*REQUIREMENTS*
Copy every record exactly, and keep the pictures out.

——————————

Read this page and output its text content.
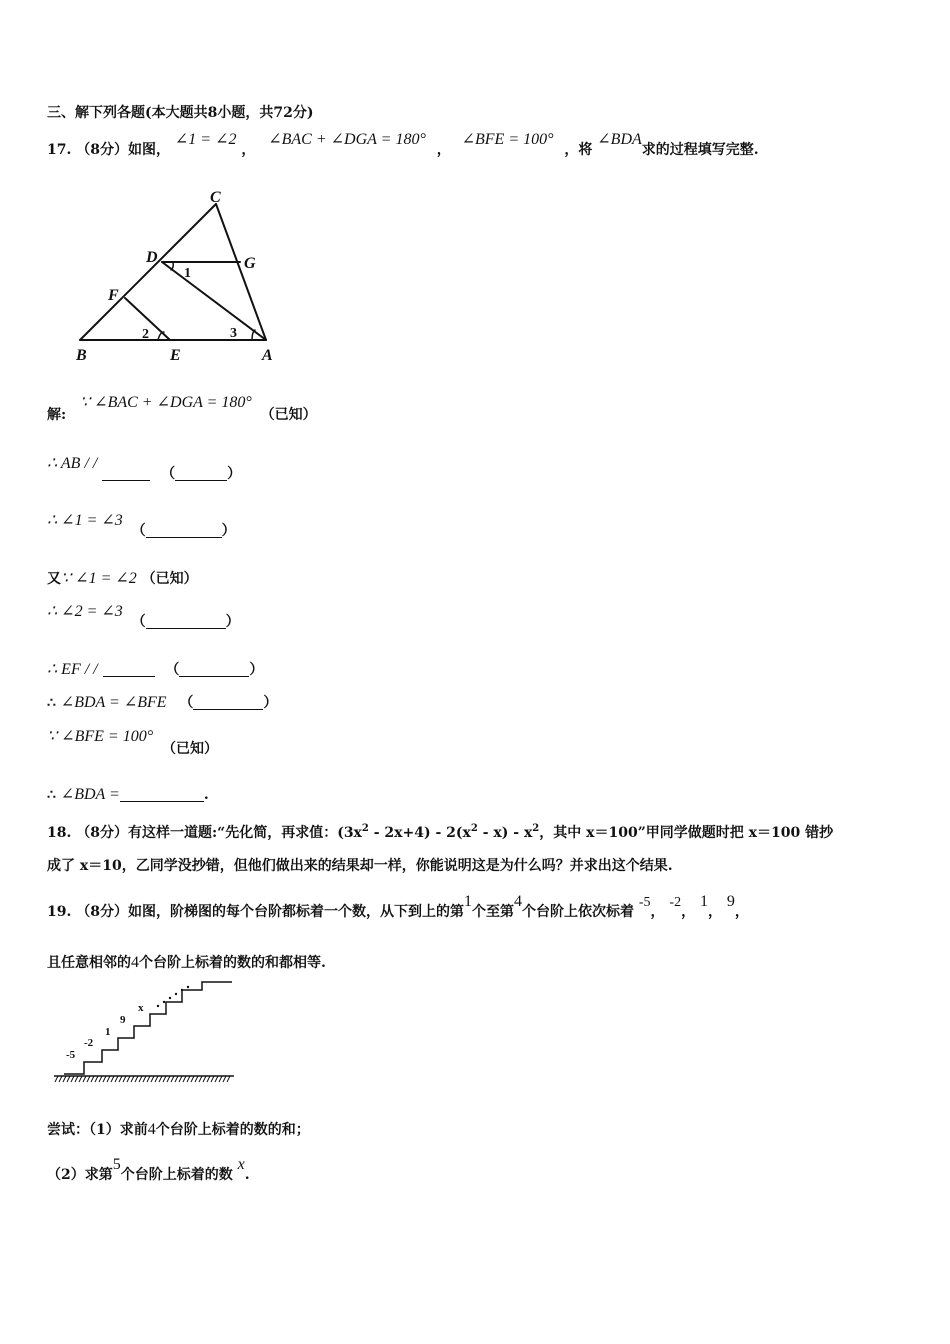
三、解下列各题(本大题共8小题，共72分)
17. （8分）如图， ∠1 = ∠2 ， ∠BAC + ∠DGA = 180° ， ∠BFE = 100° ，将 ∠BDA求的过程填写完整.
C
D	G
F
B	E	A
1
2	3
解:
∵ ∠BAC + ∠DGA = 180° （已知）
∴ AB / /  （	）
∴ ∠1 = ∠3 （	）
又∵ ∠1 = ∠2 （已知）
∴ ∠2 = ∠3 （	）
∴ EF / /	（	）
∴ ∠BDA = ∠BFE （	）
∵ ∠BFE = 100° （已知）
∴ ∠BDA =	.
18. （8分）有这样一道题:“先化简，再求值：$(3x^2 - 2x+4) - 2(x^2 - x) - x^2$，其中 x＝100”甲同学做题时把 x＝100 错抄
成了 x＝10，乙同学没抄错，但他们做出来的结果却一样，你能说明这是为什么吗？并求出这个结果.
19. （8分）如图，阶梯图的每个台阶都标着一个数，从下到上的第1个至第4个台阶上依次标着 -5， -2， 1， 9，
且任意相邻的4个台阶上标着的数的和都相等.
-5
-2
1
9
x
尝试：（1）求前4个台阶上标着的数的和；
（2）求第5个台阶上标着的数 x.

——————————

*EXERCISE OUTPUT*
Read this page and output its text content.
三、解下列各题(本大题共8小题，共72分)
17. （8分）如图， ∠1 = ∠2 ， ∠BAC + ∠DGA = 180° ， ∠BFE = 100° ，将 ∠BDA求的过程填写完整.
C
D	G
F
B	E	A
1
2	3
解:
∵ ∠BAC + ∠DGA = 180° （已知）
∴ AB / /  （	）
∴ ∠1 = ∠3 （	）
又∵ ∠1 = ∠2 （已知）
∴ ∠2 = ∠3 （	）
∴ EF / /	（	）
∴ ∠BDA = ∠BFE （	）
∵ ∠BFE = 100° （已知）
∴ ∠BDA =	.
18. （8分）有这样一道题:“先化简，再求值：$(3x^2 - 2x+4) - 2(x^2 - x) - x^2$，其中 x＝100”甲同学做题时把 x＝100 错抄
成了 x＝10，乙同学没抄错，但他们做出来的结果却一样，你能说明这是为什么吗？并求出这个结果.
19. （8分）如图，阶梯图的每个台阶都标着一个数，从下到上的第1个至第4个台阶上依次标着 -5， -2， 1， 9，
且任意相邻的4个台阶上标着的数的和都相等.
-5
-2
1
9
x
尝试：（1）求前4个台阶上标着的数的和；
（2）求第5个台阶上标着的数 x.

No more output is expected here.